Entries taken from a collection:
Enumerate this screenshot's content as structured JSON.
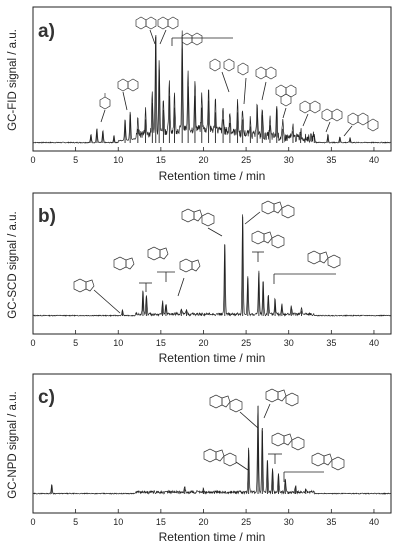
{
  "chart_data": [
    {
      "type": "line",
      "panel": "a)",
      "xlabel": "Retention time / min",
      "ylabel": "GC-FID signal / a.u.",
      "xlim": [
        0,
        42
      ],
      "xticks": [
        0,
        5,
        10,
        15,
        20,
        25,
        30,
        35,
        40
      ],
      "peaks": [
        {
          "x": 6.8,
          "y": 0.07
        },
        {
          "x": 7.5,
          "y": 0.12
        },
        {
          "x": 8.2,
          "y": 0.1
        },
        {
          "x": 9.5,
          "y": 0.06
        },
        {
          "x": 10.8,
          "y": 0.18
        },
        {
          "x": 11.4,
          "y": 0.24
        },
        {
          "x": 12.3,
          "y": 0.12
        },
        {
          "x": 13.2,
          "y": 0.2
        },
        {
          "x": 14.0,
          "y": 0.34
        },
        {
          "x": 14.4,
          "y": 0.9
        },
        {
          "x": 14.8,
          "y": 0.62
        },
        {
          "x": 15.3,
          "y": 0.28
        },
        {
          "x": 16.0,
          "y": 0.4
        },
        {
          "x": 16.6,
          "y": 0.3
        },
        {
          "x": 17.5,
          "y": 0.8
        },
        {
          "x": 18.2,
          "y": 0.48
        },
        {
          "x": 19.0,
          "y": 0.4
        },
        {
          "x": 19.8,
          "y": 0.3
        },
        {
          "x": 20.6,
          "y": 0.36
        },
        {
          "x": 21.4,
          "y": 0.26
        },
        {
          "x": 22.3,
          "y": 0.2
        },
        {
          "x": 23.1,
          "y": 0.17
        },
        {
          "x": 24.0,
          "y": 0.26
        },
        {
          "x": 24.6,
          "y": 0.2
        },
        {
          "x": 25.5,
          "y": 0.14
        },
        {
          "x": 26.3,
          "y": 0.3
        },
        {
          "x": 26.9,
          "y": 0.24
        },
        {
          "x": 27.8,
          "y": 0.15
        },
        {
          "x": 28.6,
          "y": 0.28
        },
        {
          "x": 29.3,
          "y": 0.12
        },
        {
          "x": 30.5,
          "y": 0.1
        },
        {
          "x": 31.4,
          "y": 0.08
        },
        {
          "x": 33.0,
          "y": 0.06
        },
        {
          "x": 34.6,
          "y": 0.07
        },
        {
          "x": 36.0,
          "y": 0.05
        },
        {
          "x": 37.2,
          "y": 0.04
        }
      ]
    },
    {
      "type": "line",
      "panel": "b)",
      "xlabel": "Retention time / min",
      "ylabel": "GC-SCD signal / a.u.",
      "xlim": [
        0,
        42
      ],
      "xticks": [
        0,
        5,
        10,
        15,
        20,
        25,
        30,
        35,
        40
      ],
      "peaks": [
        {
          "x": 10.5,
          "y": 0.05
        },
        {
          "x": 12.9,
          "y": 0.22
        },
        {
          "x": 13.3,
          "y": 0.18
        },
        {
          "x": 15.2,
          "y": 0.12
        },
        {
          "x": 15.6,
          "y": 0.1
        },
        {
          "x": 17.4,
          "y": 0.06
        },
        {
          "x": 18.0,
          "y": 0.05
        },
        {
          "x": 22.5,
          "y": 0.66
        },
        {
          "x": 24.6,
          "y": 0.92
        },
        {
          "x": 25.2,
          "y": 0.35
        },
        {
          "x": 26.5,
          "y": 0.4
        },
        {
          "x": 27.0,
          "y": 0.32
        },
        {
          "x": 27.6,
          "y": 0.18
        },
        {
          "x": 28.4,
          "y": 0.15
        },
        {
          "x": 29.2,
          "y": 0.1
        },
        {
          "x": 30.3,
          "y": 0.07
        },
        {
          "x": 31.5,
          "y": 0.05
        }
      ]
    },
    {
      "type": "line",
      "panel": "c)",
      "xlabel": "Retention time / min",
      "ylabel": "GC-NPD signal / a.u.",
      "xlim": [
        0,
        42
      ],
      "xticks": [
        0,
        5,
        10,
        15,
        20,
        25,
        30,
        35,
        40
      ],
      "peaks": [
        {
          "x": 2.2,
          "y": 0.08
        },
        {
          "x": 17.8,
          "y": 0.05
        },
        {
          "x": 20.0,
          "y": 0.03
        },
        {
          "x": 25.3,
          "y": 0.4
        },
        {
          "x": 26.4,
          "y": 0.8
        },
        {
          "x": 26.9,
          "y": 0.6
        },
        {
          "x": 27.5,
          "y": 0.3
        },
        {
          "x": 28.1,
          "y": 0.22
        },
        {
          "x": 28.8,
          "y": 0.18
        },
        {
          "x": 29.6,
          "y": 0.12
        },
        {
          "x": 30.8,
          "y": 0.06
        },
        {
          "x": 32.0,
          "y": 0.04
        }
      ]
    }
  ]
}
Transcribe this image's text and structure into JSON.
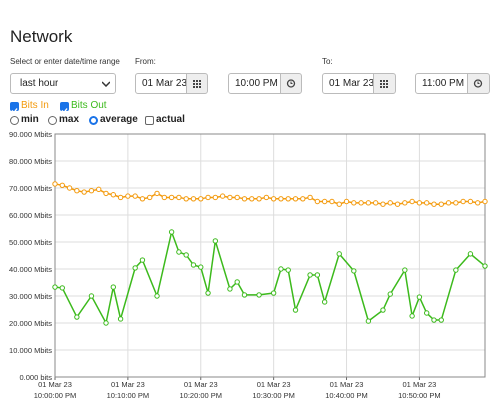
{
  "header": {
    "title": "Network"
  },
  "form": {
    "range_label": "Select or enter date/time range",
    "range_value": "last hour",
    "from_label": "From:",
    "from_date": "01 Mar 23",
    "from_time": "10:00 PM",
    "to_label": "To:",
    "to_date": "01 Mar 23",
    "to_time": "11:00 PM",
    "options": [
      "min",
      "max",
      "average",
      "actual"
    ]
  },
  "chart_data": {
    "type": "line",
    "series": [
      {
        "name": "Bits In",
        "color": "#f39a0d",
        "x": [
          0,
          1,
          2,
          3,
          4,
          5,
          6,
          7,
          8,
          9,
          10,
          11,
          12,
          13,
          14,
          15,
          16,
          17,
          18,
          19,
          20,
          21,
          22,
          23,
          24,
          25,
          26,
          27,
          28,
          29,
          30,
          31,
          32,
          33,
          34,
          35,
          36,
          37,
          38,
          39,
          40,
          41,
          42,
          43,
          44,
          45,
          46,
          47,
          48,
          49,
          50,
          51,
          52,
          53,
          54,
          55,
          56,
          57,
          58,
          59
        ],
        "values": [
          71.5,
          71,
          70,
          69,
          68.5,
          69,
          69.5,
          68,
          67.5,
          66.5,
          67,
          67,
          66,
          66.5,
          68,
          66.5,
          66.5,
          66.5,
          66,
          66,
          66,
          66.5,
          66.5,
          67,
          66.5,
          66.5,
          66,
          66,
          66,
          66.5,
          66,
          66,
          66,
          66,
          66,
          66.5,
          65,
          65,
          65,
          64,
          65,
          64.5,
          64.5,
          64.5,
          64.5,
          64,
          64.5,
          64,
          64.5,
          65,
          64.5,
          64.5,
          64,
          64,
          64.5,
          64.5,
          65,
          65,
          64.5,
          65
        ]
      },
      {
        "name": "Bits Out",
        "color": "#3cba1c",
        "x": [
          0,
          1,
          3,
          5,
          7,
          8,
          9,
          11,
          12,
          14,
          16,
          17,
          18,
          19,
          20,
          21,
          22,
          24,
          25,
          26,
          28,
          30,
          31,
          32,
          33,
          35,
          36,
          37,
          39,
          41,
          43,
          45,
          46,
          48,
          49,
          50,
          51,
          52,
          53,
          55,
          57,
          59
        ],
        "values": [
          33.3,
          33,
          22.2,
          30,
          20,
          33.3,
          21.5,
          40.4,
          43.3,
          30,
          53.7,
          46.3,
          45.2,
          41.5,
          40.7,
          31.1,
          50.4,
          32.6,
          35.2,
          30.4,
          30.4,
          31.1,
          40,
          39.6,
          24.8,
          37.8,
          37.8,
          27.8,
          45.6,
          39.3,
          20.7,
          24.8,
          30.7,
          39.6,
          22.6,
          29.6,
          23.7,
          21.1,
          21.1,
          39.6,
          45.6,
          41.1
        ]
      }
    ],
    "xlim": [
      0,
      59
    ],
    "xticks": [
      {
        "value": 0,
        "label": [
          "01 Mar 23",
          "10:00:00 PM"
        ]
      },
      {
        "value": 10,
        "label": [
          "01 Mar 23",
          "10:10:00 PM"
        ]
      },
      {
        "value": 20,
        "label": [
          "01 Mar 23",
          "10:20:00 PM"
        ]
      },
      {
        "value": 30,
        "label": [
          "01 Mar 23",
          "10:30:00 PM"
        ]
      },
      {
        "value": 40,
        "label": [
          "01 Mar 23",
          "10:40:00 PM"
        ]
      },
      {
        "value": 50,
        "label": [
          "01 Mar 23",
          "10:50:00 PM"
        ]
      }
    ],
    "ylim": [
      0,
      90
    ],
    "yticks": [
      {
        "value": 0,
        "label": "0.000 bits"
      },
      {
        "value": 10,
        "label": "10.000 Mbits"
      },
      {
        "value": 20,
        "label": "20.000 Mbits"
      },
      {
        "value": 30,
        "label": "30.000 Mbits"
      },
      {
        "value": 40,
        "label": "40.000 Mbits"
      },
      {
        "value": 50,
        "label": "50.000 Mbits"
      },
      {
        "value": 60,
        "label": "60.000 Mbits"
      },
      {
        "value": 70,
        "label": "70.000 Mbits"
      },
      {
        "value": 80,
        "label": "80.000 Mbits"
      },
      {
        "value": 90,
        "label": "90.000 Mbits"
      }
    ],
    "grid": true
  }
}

**DIRECTIONS FOR THIS TASK:** Say how many lines of the data hold the string "signal". Reply with the number alone.

**FULL ANSWER:** 3